Records from a collection of figures:
◆ ◆ ◆ ◆

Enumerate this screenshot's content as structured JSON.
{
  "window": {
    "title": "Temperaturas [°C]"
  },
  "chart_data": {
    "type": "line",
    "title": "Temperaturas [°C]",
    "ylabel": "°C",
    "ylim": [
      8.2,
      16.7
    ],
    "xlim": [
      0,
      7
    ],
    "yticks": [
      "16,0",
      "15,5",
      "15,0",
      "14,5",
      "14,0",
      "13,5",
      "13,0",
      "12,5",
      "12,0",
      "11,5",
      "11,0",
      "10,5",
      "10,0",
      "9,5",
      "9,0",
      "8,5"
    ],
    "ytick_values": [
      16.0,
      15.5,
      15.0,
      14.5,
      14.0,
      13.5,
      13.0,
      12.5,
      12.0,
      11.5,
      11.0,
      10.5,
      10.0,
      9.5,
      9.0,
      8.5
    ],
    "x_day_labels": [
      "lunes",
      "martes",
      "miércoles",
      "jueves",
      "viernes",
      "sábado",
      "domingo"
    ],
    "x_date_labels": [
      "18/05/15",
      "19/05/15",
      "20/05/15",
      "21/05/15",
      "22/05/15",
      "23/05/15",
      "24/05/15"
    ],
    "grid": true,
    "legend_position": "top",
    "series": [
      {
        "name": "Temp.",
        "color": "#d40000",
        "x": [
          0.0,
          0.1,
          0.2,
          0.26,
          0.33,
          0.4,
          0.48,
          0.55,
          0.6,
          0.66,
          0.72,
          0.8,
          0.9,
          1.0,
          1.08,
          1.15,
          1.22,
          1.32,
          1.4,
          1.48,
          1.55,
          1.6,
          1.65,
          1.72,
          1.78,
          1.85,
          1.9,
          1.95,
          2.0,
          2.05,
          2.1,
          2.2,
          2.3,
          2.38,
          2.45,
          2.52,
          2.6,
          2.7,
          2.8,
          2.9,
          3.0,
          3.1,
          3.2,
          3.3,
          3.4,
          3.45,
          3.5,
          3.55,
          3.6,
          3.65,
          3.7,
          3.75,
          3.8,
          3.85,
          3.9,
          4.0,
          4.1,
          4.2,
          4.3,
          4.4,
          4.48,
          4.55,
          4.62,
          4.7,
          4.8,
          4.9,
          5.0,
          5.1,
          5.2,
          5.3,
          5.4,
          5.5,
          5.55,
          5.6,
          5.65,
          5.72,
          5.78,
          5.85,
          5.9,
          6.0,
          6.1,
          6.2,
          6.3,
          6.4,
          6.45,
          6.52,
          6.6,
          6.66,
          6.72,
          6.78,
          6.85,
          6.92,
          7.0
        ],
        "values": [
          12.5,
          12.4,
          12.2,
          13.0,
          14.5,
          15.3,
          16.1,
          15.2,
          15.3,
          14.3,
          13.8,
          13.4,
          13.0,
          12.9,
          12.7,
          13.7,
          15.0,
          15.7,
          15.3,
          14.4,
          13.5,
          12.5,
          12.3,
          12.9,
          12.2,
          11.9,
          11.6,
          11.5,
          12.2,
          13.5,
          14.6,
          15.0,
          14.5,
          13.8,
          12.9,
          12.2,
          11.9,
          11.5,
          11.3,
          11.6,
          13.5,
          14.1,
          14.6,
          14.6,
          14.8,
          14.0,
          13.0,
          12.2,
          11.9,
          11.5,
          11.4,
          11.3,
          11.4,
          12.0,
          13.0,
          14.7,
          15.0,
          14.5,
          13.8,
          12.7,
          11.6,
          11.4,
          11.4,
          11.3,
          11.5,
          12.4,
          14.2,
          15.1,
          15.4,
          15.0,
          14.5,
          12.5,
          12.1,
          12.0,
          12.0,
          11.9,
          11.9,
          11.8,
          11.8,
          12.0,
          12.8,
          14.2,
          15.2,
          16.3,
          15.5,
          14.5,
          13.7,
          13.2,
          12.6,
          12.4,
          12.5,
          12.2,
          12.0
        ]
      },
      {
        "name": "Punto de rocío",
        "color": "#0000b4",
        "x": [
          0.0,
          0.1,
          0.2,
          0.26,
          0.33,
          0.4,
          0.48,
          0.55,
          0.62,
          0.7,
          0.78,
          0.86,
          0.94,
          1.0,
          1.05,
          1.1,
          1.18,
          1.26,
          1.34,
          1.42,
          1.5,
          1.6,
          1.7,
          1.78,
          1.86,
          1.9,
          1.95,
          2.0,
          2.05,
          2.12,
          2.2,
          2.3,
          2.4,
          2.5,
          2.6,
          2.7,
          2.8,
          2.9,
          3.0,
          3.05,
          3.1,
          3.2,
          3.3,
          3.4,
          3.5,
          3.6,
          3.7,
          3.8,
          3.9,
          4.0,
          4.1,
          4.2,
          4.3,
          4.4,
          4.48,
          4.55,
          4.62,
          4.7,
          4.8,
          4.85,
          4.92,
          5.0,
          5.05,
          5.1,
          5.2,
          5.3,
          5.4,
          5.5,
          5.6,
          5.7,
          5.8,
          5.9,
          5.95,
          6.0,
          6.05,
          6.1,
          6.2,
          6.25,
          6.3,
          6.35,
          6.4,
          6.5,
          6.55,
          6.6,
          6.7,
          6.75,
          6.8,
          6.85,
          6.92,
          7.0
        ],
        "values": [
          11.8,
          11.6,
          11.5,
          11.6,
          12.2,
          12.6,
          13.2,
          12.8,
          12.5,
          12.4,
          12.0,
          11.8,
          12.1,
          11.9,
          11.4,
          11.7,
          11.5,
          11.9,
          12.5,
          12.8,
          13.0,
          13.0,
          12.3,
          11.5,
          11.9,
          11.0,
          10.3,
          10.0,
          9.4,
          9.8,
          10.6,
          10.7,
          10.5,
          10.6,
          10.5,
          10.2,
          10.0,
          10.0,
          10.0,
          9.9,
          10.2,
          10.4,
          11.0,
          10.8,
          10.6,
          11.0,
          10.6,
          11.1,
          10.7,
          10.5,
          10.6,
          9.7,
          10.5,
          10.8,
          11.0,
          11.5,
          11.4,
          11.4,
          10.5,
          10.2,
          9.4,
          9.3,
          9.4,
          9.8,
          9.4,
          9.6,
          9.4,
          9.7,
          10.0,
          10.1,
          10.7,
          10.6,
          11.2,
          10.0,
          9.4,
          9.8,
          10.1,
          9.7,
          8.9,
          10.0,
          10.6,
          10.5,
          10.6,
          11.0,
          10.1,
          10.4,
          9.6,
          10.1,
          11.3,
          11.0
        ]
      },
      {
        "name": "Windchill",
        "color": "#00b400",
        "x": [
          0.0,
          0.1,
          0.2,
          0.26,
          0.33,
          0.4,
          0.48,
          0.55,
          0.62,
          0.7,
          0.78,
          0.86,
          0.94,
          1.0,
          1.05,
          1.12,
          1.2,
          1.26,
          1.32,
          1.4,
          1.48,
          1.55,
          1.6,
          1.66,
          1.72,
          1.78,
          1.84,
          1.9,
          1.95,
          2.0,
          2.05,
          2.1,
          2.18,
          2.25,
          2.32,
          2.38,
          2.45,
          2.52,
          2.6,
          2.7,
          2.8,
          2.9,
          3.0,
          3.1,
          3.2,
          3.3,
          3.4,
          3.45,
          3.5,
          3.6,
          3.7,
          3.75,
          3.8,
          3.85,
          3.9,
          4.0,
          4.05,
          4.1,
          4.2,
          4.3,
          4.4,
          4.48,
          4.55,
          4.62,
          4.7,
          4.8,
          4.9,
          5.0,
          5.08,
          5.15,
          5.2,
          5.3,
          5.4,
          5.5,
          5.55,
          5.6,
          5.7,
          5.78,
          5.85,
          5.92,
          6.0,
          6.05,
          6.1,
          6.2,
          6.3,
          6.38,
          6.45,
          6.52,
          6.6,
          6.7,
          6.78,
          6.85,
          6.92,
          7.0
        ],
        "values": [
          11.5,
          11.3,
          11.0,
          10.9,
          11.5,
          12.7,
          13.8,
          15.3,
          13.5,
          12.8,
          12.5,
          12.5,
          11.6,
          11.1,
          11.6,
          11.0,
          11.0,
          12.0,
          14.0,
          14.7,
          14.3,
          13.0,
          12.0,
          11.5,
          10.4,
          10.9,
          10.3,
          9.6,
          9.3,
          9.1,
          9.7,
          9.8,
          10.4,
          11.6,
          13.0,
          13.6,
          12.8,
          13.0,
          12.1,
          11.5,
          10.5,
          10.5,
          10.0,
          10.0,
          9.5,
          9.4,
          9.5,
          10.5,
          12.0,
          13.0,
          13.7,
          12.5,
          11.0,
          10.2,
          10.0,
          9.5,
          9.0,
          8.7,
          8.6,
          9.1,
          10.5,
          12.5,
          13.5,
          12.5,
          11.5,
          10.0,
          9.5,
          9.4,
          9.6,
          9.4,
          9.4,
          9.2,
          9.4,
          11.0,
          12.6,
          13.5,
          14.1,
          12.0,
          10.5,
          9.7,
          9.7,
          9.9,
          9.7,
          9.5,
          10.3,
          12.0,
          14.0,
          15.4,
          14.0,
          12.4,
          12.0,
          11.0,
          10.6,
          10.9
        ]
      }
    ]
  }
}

◆ ◆ ◆ ◆

Show every line from the listing above in which the string "title" appears.

    "title": "Temperaturas [°C]"
    "title": "Temperaturas [°C]",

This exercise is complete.